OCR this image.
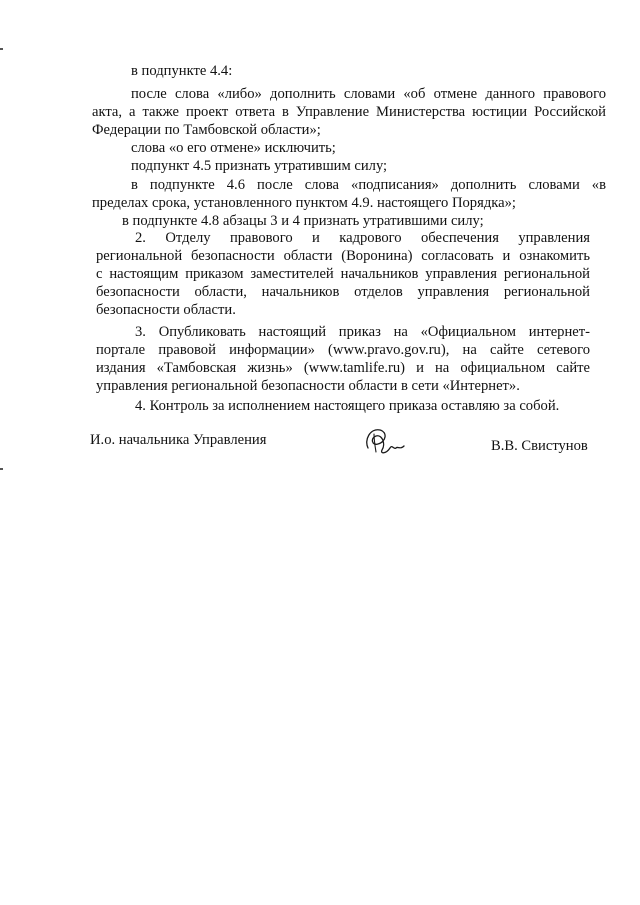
в подпункте 4.4:
после слова «либо» дополнить словами «об отмене данного правового
акта, а также проект ответа в Управление Министерства юстиции Российской
Федерации по Тамбовской области»;
слова «о его отмене» исключить;
подпункт 4.5 признать утратившим силу;
в подпункте 4.6 после слова «подписания» дополнить словами «в
пределах срока, установленного пунктом 4.9. настоящего Порядка»;
в подпункте 4.8 абзацы 3 и 4 признать утратившими силу;
2. Отделу правового и кадрового обеспечения управления
региональной безопасности области (Воронина) согласовать и ознакомить
с настоящим приказом заместителей начальников управления региональной
безопасности области, начальников отделов управления региональной
безопасности области.
3. Опубликовать настоящий приказ на «Официальном интернет-
портале правовой информации» (www.pravo.gov.ru), на сайте сетевого
издания «Тамбовская жизнь» (www.tamlife.ru) и на официальном сайте
управления региональной безопасности области в сети «Интернет».
4. Контроль за исполнением настоящего приказа оставляю за собой.
И.о. начальника Управления	В.В. Свистунов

######

§ **WHAT YOU HAVE TO DO**: Copy all lines from the material that hold "слова".

§ **EXPECTED ANSWER**:
после слова «либо» дополнить словами «об отмене данного правового
слова «о его отмене» исключить;
в подпункте 4.6 после слова «подписания» дополнить словами «в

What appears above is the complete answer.